- INSTRUCTIONS TO FOLLOW -
Pick every line with "الرابعة" from the material below.

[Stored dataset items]
════

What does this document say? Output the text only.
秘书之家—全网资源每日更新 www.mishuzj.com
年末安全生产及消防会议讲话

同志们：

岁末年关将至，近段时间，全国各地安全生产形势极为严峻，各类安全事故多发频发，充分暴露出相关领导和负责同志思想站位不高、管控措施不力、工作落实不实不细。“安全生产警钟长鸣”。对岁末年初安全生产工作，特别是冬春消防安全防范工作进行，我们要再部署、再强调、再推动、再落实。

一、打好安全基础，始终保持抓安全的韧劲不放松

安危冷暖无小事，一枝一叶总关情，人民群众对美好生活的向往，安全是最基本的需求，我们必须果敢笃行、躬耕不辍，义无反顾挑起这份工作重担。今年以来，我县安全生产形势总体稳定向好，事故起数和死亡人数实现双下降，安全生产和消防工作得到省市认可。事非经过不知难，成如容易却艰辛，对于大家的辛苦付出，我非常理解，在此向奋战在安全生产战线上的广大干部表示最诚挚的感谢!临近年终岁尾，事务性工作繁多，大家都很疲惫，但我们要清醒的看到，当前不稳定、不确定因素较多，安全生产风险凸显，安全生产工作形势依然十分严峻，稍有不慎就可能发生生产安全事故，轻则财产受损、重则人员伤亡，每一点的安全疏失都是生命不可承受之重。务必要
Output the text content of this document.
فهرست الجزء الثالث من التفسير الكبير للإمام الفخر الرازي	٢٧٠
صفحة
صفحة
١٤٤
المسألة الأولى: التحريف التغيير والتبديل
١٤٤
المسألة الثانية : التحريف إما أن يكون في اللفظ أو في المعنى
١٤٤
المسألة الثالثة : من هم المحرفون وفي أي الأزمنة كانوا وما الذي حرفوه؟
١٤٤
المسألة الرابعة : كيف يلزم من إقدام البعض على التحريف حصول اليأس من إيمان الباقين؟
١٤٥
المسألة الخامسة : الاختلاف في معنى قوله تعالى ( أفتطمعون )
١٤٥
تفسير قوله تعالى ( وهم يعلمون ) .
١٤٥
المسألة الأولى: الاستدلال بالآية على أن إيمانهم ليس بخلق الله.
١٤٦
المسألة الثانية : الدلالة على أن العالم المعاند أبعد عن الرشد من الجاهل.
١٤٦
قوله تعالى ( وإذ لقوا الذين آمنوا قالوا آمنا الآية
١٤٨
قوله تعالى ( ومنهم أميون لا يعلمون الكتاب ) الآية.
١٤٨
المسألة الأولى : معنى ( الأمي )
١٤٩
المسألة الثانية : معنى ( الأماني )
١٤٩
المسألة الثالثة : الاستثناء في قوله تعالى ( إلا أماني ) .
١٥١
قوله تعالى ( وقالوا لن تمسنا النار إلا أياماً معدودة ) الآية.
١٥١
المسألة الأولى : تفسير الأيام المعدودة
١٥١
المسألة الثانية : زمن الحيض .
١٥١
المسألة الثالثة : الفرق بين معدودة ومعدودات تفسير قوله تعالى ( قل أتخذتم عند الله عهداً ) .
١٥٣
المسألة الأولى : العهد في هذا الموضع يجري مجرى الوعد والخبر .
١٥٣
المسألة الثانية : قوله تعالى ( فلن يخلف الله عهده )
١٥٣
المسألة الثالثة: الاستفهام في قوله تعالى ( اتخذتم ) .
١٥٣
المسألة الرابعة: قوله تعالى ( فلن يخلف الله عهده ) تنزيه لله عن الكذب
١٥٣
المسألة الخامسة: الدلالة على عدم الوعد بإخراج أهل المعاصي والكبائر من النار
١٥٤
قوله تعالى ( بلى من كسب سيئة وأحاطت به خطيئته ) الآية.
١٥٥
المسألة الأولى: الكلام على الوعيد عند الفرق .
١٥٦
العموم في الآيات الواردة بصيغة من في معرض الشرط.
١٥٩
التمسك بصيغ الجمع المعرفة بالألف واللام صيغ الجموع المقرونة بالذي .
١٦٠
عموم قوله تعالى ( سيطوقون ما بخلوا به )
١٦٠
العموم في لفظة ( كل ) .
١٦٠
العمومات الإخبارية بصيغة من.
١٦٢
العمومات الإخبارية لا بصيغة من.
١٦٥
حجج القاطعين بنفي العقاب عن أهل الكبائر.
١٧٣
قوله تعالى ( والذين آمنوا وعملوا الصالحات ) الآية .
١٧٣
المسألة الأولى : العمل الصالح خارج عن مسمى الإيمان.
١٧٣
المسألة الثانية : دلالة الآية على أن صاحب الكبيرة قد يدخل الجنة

════

- REPLY -
المسألة الرابعة : كيف يلزم من إقدام البعض على التحريف حصول اليأس من إيمان الباقين؟
المسألة الرابعة: قوله تعالى ( فلن يخلف الله عهده ) تنزيه لله عن الكذب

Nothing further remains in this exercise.